#### [Entries taken from a collection]
########
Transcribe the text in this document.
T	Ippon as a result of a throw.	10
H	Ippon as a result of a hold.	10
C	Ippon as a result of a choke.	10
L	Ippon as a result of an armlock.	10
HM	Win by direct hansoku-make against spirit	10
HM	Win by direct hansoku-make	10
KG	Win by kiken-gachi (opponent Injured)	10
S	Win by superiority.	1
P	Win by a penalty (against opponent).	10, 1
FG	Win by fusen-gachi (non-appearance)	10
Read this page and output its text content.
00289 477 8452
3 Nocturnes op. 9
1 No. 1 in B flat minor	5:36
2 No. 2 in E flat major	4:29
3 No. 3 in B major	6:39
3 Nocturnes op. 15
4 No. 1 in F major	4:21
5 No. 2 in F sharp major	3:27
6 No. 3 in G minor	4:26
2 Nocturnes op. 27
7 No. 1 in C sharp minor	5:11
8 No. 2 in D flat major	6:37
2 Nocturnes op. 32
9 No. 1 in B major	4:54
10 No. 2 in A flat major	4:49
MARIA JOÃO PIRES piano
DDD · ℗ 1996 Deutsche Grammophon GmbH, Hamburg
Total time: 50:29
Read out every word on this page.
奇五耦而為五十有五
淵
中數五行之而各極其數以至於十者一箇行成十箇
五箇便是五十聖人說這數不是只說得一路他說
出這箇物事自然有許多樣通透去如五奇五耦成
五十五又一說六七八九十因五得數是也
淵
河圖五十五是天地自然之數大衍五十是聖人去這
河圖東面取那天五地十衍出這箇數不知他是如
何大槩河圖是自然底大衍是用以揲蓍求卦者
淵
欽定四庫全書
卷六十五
########
#### [TO DO]
From the line containing "Read this page and output its text content." down to the final line of the data, write out every line exactly; both the first and last of these belong in your answer, and nothing else does.

#### [RESPONSE TO THE EXERCISE]
Read this page and output its text content.
00289 477 8452
3 Nocturnes op. 9
1 No. 1 in B flat minor	5:36
2 No. 2 in E flat major	4:29
3 No. 3 in B major	6:39
3 Nocturnes op. 15
4 No. 1 in F major	4:21
5 No. 2 in F sharp major	3:27
6 No. 3 in G minor	4:26
2 Nocturnes op. 27
7 No. 1 in C sharp minor	5:11
8 No. 2 in D flat major	6:37
2 Nocturnes op. 32
9 No. 1 in B major	4:54
10 No. 2 in A flat major	4:49
MARIA JOÃO PIRES piano
DDD · ℗ 1996 Deutsche Grammophon GmbH, Hamburg
Total time: 50:29
Read out every word on this page.
奇五耦而為五十有五
淵
中數五行之而各極其數以至於十者一箇行成十箇
五箇便是五十聖人說這數不是只說得一路他說
出這箇物事自然有許多樣通透去如五奇五耦成
五十五又一說六七八九十因五得數是也
淵
河圖五十五是天地自然之數大衍五十是聖人去這
河圖東面取那天五地十衍出這箇數不知他是如
何大槩河圖是自然底大衍是用以揲蓍求卦者
淵
欽定四庫全書
卷六十五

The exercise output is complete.